Print all entries word for word.

####

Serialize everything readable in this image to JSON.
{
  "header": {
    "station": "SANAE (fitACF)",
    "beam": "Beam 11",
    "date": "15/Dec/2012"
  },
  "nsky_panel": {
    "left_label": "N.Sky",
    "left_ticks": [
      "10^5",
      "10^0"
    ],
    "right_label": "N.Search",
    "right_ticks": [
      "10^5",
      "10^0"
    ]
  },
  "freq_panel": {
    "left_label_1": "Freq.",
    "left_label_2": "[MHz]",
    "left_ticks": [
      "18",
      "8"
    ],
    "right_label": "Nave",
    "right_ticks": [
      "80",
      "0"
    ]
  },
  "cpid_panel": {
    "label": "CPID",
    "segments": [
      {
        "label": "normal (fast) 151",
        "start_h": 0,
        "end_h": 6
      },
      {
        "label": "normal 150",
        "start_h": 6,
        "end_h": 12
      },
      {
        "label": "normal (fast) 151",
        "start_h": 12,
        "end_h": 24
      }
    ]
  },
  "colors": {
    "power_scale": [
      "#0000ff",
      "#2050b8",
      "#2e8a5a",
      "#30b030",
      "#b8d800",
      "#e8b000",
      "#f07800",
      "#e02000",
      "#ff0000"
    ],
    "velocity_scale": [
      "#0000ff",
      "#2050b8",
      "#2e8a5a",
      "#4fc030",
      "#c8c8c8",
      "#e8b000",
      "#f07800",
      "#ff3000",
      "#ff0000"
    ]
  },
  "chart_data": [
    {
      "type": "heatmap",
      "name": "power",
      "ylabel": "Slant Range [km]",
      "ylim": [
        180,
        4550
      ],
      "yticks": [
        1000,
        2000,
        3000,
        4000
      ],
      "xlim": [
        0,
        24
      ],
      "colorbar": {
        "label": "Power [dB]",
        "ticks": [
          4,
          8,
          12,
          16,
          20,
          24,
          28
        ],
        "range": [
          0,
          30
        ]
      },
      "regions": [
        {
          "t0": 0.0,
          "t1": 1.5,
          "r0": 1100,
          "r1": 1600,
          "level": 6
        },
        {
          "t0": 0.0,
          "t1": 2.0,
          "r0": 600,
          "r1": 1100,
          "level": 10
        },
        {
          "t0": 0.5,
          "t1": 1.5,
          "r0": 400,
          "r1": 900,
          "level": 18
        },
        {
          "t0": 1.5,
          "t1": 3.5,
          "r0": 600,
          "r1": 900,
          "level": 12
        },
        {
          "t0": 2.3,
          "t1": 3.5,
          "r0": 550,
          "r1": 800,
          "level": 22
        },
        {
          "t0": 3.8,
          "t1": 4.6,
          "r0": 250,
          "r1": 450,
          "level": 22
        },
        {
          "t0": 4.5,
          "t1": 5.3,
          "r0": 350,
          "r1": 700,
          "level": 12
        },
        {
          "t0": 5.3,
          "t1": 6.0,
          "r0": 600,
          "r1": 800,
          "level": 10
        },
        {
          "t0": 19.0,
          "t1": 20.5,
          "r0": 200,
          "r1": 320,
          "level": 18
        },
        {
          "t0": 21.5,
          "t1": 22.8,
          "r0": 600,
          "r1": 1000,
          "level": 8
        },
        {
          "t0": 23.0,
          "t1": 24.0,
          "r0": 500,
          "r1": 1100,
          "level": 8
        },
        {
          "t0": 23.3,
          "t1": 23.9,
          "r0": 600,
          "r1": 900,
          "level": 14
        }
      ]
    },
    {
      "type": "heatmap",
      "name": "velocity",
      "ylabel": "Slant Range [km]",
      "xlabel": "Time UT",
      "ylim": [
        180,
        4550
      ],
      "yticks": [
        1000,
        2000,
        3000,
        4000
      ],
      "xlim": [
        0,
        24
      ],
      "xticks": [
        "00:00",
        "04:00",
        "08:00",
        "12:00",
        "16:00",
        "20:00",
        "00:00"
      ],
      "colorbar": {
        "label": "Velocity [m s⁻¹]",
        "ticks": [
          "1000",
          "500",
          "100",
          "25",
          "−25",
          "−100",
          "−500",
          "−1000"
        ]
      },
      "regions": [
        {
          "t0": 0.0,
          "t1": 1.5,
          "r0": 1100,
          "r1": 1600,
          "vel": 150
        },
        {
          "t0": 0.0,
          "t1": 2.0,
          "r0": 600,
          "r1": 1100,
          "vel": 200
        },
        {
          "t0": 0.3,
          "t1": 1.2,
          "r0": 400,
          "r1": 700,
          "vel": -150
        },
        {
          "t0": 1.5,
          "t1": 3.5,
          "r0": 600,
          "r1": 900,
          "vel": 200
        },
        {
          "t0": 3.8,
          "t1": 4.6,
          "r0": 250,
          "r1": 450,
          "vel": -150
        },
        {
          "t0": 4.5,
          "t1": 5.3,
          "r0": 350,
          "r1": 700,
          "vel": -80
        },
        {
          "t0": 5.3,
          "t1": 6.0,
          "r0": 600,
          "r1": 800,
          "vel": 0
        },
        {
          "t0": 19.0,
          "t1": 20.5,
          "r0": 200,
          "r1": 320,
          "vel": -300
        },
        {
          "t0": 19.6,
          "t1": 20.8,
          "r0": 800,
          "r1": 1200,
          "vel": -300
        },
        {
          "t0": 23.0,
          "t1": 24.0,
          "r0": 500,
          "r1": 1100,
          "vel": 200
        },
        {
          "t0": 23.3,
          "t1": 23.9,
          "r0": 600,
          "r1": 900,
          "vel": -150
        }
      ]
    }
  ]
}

####

Exercise solution:
Serialize everything readable in this image to JSON.
{
  "header": {
    "station": "SANAE (fitACF)",
    "beam": "Beam 11",
    "date": "15/Dec/2012"
  },
  "nsky_panel": {
    "left_label": "N.Sky",
    "left_ticks": [
      "10^5",
      "10^0"
    ],
    "right_label": "N.Search",
    "right_ticks": [
      "10^5",
      "10^0"
    ]
  },
  "freq_panel": {
    "left_label_1": "Freq.",
    "left_label_2": "[MHz]",
    "left_ticks": [
      "18",
      "8"
    ],
    "right_label": "Nave",
    "right_ticks": [
      "80",
      "0"
    ]
  },
  "cpid_panel": {
    "label": "CPID",
    "segments": [
      {
        "label": "normal (fast) 151",
        "start_h": 0,
        "end_h": 6
      },
      {
        "label": "normal 150",
        "start_h": 6,
        "end_h": 12
      },
      {
        "label": "normal (fast) 151",
        "start_h": 12,
        "end_h": 24
      }
    ]
  },
  "colors": {
    "power_scale": [
      "#0000ff",
      "#2050b8",
      "#2e8a5a",
      "#30b030",
      "#b8d800",
      "#e8b000",
      "#f07800",
      "#e02000",
      "#ff0000"
    ],
    "velocity_scale": [
      "#0000ff",
      "#2050b8",
      "#2e8a5a",
      "#4fc030",
      "#c8c8c8",
      "#e8b000",
      "#f07800",
      "#ff3000",
      "#ff0000"
    ]
  },
  "chart_data": [
    {
      "type": "heatmap",
      "name": "power",
      "ylabel": "Slant Range [km]",
      "ylim": [
        180,
        4550
      ],
      "yticks": [
        1000,
        2000,
        3000,
        4000
      ],
      "xlim": [
        0,
        24
      ],
      "colorbar": {
        "label": "Power [dB]",
        "ticks": [
          4,
          8,
          12,
          16,
          20,
          24,
          28
        ],
        "range": [
          0,
          30
        ]
      },
      "regions": [
        {
          "t0": 0.0,
          "t1": 1.5,
          "r0": 1100,
          "r1": 1600,
          "level": 6
        },
        {
          "t0": 0.0,
          "t1": 2.0,
          "r0": 600,
          "r1": 1100,
          "level": 10
        },
        {
          "t0": 0.5,
          "t1": 1.5,
          "r0": 400,
          "r1": 900,
          "level": 18
        },
        {
          "t0": 1.5,
          "t1": 3.5,
          "r0": 600,
          "r1": 900,
          "level": 12
        },
        {
          "t0": 2.3,
          "t1": 3.5,
          "r0": 550,
          "r1": 800,
          "level": 22
        },
        {
          "t0": 3.8,
          "t1": 4.6,
          "r0": 250,
          "r1": 450,
          "level": 22
        },
        {
          "t0": 4.5,
          "t1": 5.3,
          "r0": 350,
          "r1": 700,
          "level": 12
        },
        {
          "t0": 5.3,
          "t1": 6.0,
          "r0": 600,
          "r1": 800,
          "level": 10
        },
        {
          "t0": 19.0,
          "t1": 20.5,
          "r0": 200,
          "r1": 320,
          "level": 18
        },
        {
          "t0": 21.5,
          "t1": 22.8,
          "r0": 600,
          "r1": 1000,
          "level": 8
        },
        {
          "t0": 23.0,
          "t1": 24.0,
          "r0": 500,
          "r1": 1100,
          "level": 8
        },
        {
          "t0": 23.3,
          "t1": 23.9,
          "r0": 600,
          "r1": 900,
          "level": 14
        }
      ]
    },
    {
      "type": "heatmap",
      "name": "velocity",
      "ylabel": "Slant Range [km]",
      "xlabel": "Time UT",
      "ylim": [
        180,
        4550
      ],
      "yticks": [
        1000,
        2000,
        3000,
        4000
      ],
      "xlim": [
        0,
        24
      ],
      "xticks": [
        "00:00",
        "04:00",
        "08:00",
        "12:00",
        "16:00",
        "20:00",
        "00:00"
      ],
      "colorbar": {
        "label": "Velocity [m s⁻¹]",
        "ticks": [
          "1000",
          "500",
          "100",
          "25",
          "−25",
          "−100",
          "−500",
          "−1000"
        ]
      },
      "regions": [
        {
          "t0": 0.0,
          "t1": 1.5,
          "r0": 1100,
          "r1": 1600,
          "vel": 150
        },
        {
          "t0": 0.0,
          "t1": 2.0,
          "r0": 600,
          "r1": 1100,
          "vel": 200
        },
        {
          "t0": 0.3,
          "t1": 1.2,
          "r0": 400,
          "r1": 700,
          "vel": -150
        },
        {
          "t0": 1.5,
          "t1": 3.5,
          "r0": 600,
          "r1": 900,
          "vel": 200
        },
        {
          "t0": 3.8,
          "t1": 4.6,
          "r0": 250,
          "r1": 450,
          "vel": -150
        },
        {
          "t0": 4.5,
          "t1": 5.3,
          "r0": 350,
          "r1": 700,
          "vel": -80
        },
        {
          "t0": 5.3,
          "t1": 6.0,
          "r0": 600,
          "r1": 800,
          "vel": 0
        },
        {
          "t0": 19.0,
          "t1": 20.5,
          "r0": 200,
          "r1": 320,
          "vel": -300
        },
        {
          "t0": 19.6,
          "t1": 20.8,
          "r0": 800,
          "r1": 1200,
          "vel": -300
        },
        {
          "t0": 23.0,
          "t1": 24.0,
          "r0": 500,
          "r1": 1100,
          "vel": 200
        },
        {
          "t0": 23.3,
          "t1": 23.9,
          "r0": 600,
          "r1": 900,
          "vel": -150
        }
      ]
    }
  ]
}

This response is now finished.